TASK OBJECTIVE:
Give back every entry exactly; drop the pictures.

DATA SHOWN:
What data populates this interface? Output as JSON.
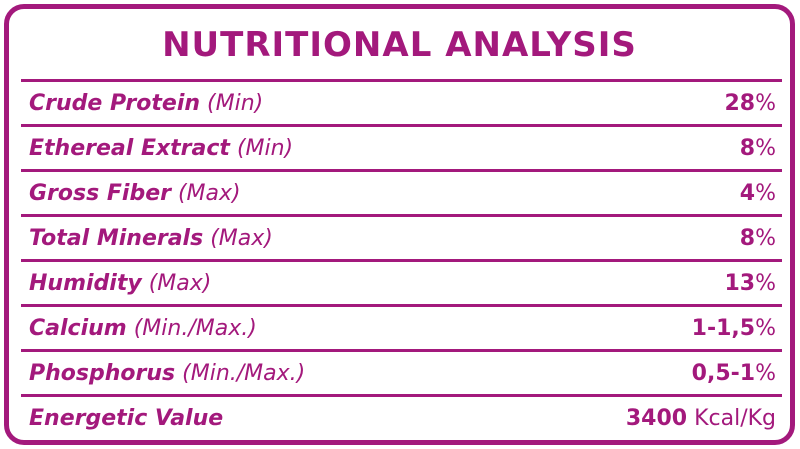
{
  "title": "NUTRITIONAL ANALYSIS",
  "rows": [
    {
      "name": "Crude Protein",
      "qualifier": "(Min)",
      "value": "28",
      "unit": "%"
    },
    {
      "name": "Ethereal Extract",
      "qualifier": "(Min)",
      "value": "8",
      "unit": "%"
    },
    {
      "name": "Gross Fiber",
      "qualifier": "(Max)",
      "value": "4",
      "unit": "%"
    },
    {
      "name": "Total Minerals",
      "qualifier": "(Max)",
      "value": "8",
      "unit": "%"
    },
    {
      "name": "Humidity",
      "qualifier": "(Max)",
      "value": "13",
      "unit": "%"
    },
    {
      "name": "Calcium",
      "qualifier": "(Min./Max.)",
      "value": "1-1,5",
      "unit": "%"
    },
    {
      "name": "Phosphorus",
      "qualifier": "(Min./Max.)",
      "value": "0,5-1",
      "unit": "%"
    },
    {
      "name": "Energetic Value",
      "qualifier": "",
      "value": "3400",
      "unit": " Kcal/Kg"
    }
  ],
  "colors": {
    "accent": "#a3197c",
    "background": "#ffffff"
  }
}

TASK OUTPUT:
What data populates this interface? Output as JSON.
{
  "title": "NUTRITIONAL ANALYSIS",
  "rows": [
    {
      "name": "Crude Protein",
      "qualifier": "(Min)",
      "value": "28",
      "unit": "%"
    },
    {
      "name": "Ethereal Extract",
      "qualifier": "(Min)",
      "value": "8",
      "unit": "%"
    },
    {
      "name": "Gross Fiber",
      "qualifier": "(Max)",
      "value": "4",
      "unit": "%"
    },
    {
      "name": "Total Minerals",
      "qualifier": "(Max)",
      "value": "8",
      "unit": "%"
    },
    {
      "name": "Humidity",
      "qualifier": "(Max)",
      "value": "13",
      "unit": "%"
    },
    {
      "name": "Calcium",
      "qualifier": "(Min./Max.)",
      "value": "1-1,5",
      "unit": "%"
    },
    {
      "name": "Phosphorus",
      "qualifier": "(Min./Max.)",
      "value": "0,5-1",
      "unit": "%"
    },
    {
      "name": "Energetic Value",
      "qualifier": "",
      "value": "3400",
      "unit": " Kcal/Kg"
    }
  ],
  "colors": {
    "accent": "#a3197c",
    "background": "#ffffff"
  }
}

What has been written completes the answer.